SET TASK: Copy all the material below, exactly as it stands.

PROVIDED MATERIAL:
* * *

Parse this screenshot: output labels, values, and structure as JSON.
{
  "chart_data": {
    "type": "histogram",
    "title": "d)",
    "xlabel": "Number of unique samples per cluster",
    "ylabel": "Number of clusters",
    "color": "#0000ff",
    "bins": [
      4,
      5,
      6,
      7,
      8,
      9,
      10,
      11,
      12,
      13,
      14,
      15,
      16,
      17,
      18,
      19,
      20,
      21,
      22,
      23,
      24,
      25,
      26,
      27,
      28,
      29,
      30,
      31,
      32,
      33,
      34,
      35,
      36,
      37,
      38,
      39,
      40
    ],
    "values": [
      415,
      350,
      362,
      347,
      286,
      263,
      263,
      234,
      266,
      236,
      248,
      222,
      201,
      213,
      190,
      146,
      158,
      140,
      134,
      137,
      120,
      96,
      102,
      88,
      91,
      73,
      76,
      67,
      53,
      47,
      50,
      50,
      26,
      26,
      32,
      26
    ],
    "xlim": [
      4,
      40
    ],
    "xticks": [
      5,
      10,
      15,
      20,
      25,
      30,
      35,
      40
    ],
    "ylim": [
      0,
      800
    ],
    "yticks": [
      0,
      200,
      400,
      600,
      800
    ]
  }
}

* * *

COMPLETE OUTPUT:
Parse this screenshot: output labels, values, and structure as JSON.
{
  "chart_data": {
    "type": "histogram",
    "title": "d)",
    "xlabel": "Number of unique samples per cluster",
    "ylabel": "Number of clusters",
    "color": "#0000ff",
    "bins": [
      4,
      5,
      6,
      7,
      8,
      9,
      10,
      11,
      12,
      13,
      14,
      15,
      16,
      17,
      18,
      19,
      20,
      21,
      22,
      23,
      24,
      25,
      26,
      27,
      28,
      29,
      30,
      31,
      32,
      33,
      34,
      35,
      36,
      37,
      38,
      39,
      40
    ],
    "values": [
      415,
      350,
      362,
      347,
      286,
      263,
      263,
      234,
      266,
      236,
      248,
      222,
      201,
      213,
      190,
      146,
      158,
      140,
      134,
      137,
      120,
      96,
      102,
      88,
      91,
      73,
      76,
      67,
      53,
      47,
      50,
      50,
      26,
      26,
      32,
      26
    ],
    "xlim": [
      4,
      40
    ],
    "xticks": [
      5,
      10,
      15,
      20,
      25,
      30,
      35,
      40
    ],
    "ylim": [
      0,
      800
    ],
    "yticks": [
      0,
      200,
      400,
      600,
      800
    ]
  }
}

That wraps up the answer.